**Exercise details:**
Please give the count of lines holding the string "Name" and nothing besides.

[Extracted records]
* * * * * * * * *

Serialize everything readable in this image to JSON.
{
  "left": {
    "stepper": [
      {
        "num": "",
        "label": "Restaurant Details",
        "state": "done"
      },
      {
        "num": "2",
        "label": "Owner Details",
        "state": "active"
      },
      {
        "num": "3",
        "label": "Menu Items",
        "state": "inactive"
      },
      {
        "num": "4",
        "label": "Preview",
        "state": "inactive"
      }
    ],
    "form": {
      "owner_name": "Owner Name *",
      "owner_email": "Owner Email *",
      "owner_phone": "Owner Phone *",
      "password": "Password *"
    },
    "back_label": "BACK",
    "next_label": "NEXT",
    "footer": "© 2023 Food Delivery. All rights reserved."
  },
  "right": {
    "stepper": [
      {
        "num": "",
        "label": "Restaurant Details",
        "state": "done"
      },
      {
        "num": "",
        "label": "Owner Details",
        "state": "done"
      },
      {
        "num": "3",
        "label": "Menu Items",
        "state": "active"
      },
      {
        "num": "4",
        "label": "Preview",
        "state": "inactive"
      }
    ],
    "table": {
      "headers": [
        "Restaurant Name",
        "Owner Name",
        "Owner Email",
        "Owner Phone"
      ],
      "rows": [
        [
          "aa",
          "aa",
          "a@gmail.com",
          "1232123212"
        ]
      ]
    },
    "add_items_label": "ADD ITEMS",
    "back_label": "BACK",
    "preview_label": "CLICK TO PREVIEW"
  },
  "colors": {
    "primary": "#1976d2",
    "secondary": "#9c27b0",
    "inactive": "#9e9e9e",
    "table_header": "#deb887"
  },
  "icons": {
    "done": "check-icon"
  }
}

* * * * * * * * *

**Exercise response:**
3